RAW DATA:
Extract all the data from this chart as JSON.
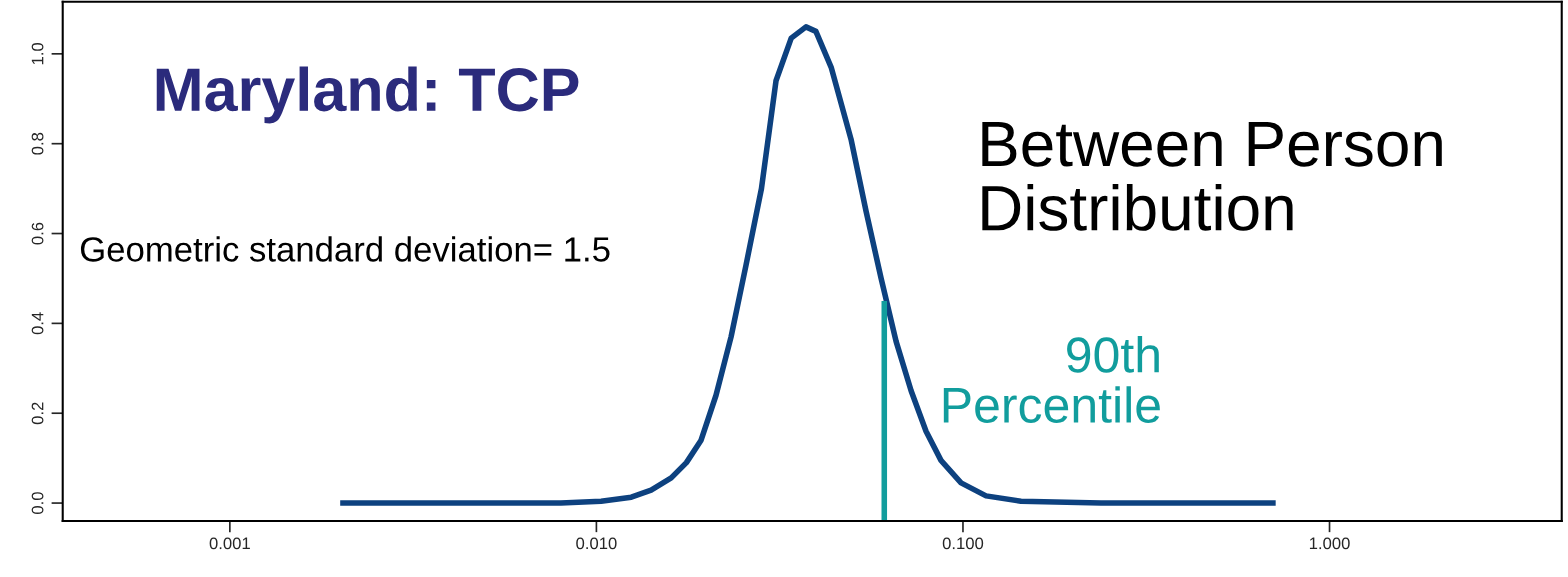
{
  "chart_data": {
    "type": "line",
    "title": "Maryland: TCP",
    "log": "x",
    "xlim": [
      0.00035,
      4.3
    ],
    "ylim": [
      -0.04,
      1.116
    ],
    "xticks": [
      {
        "value": 0.001,
        "label": "0.001"
      },
      {
        "value": 0.01,
        "label": "0.010"
      },
      {
        "value": 0.1,
        "label": "0.100"
      },
      {
        "value": 1,
        "label": "1.000"
      }
    ],
    "yticks": [
      {
        "value": 0,
        "label": "0.0"
      },
      {
        "value": 0.2,
        "label": "0.2"
      },
      {
        "value": 0.4,
        "label": "0.4"
      },
      {
        "value": 0.6,
        "label": "0.6"
      },
      {
        "value": 0.8,
        "label": "0.8"
      },
      {
        "value": 1,
        "label": "1.0"
      }
    ],
    "grid": false,
    "marker": "none",
    "line_style": "solid",
    "series": [
      {
        "color": "#0d417f",
        "x": [
          0.002,
          0.008,
          0.0103,
          0.01245,
          0.0141,
          0.016,
          0.0176,
          0.0193,
          0.0212,
          0.0233,
          0.0256,
          0.0282,
          0.0309,
          0.034,
          0.0373,
          0.0397,
          0.0437,
          0.0495,
          0.0544,
          0.0598,
          0.0657,
          0.0722,
          0.0793,
          0.0871,
          0.0988,
          0.1156,
          0.144,
          0.238,
          0.713
        ],
        "values": [
          0,
          0,
          0.004,
          0.013,
          0.029,
          0.056,
          0.09,
          0.14,
          0.24,
          0.37,
          0.53,
          0.7,
          0.94,
          1.035,
          1.06,
          1.05,
          0.97,
          0.81,
          0.65,
          0.5,
          0.36,
          0.25,
          0.16,
          0.095,
          0.045,
          0.016,
          0.004,
          0,
          0
        ]
      },
      {
        "color": "#119d9d",
        "x": [
          0.061,
          0.061
        ],
        "values": [
          -0.04,
          0.45
        ]
      }
    ],
    "annotations": [
      "Between Person\nDistribution",
      "Geometric standard deviation= 1.5",
      {
        "text": "90th\nPercentile",
        "x": 0.061,
        "y": 0.45
      }
    ]
  }
}
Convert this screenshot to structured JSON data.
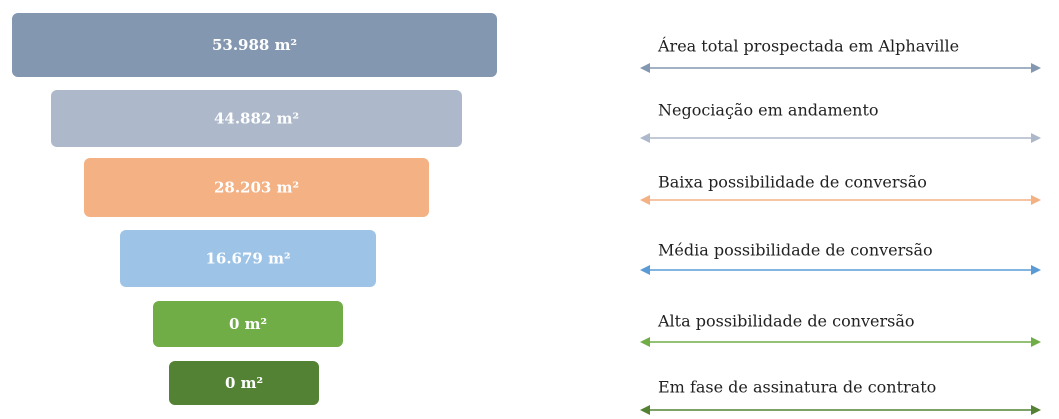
{
  "chart_data": {
    "type": "funnel",
    "categories": [
      "Área total prospectada em Alphaville",
      "Negociação em andamento",
      "Baixa possibilidade de conversão",
      "Média possibilidade de conversão",
      "Alta possibilidade de conversão",
      "Em fase de assinatura de contrato"
    ],
    "values": [
      53988,
      44882,
      28203,
      16679,
      0,
      0
    ],
    "value_labels": [
      "53.988 m²",
      "44.882 m²",
      "28.203 m²",
      "16.679 m²",
      "0 m²",
      "0 m²"
    ],
    "colors": [
      "#8497b0",
      "#adb9ca",
      "#f4b183",
      "#9dc3e6",
      "#70ad47",
      "#548235"
    ]
  }
}
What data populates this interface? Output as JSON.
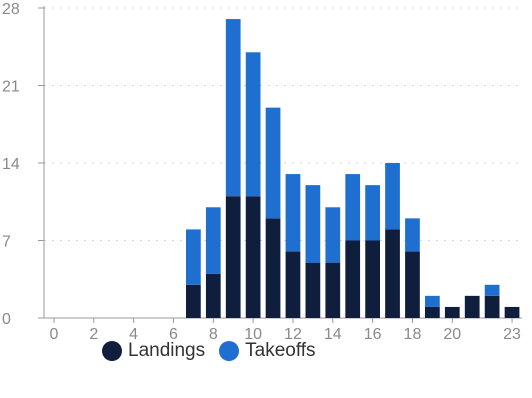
{
  "chart_data": {
    "type": "bar",
    "stacked": true,
    "x": [
      0,
      1,
      2,
      3,
      4,
      5,
      6,
      7,
      8,
      9,
      10,
      11,
      12,
      13,
      14,
      15,
      16,
      17,
      18,
      19,
      20,
      21,
      22,
      23
    ],
    "x_tick_labels": [
      "0",
      "2",
      "4",
      "6",
      "8",
      "10",
      "12",
      "14",
      "16",
      "18",
      "20",
      "23"
    ],
    "x_tick_values": [
      0,
      2,
      4,
      6,
      8,
      10,
      12,
      14,
      16,
      18,
      20,
      23
    ],
    "y_ticks": [
      0,
      7,
      14,
      21,
      28
    ],
    "ylim": [
      0,
      28
    ],
    "series": [
      {
        "name": "Landings",
        "color": "#0f1e3d",
        "values": [
          0,
          0,
          0,
          0,
          0,
          0,
          0,
          3,
          4,
          11,
          11,
          9,
          6,
          5,
          5,
          7,
          7,
          8,
          6,
          1,
          1,
          2,
          2,
          1
        ]
      },
      {
        "name": "Takeoffs",
        "color": "#1f6fd1",
        "values": [
          0,
          0,
          0,
          0,
          0,
          0,
          0,
          5,
          6,
          16,
          13,
          10,
          7,
          7,
          5,
          6,
          5,
          6,
          3,
          1,
          0,
          0,
          1,
          0
        ]
      }
    ],
    "legend_position": "bottom"
  }
}
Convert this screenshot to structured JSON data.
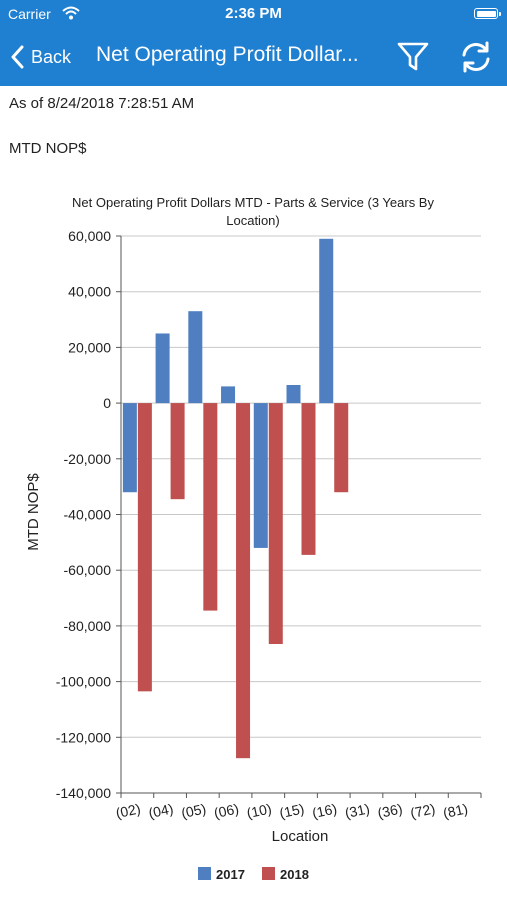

AIM OF THE EXERCISE:
Show every line in the entries where the string "possibilidade" occurs.

CORRECT OUTPUT:
      "Baixa possibilidade de conversão",
      "Média possibilidade de conversão",
      "Alta possibilidade de conversão",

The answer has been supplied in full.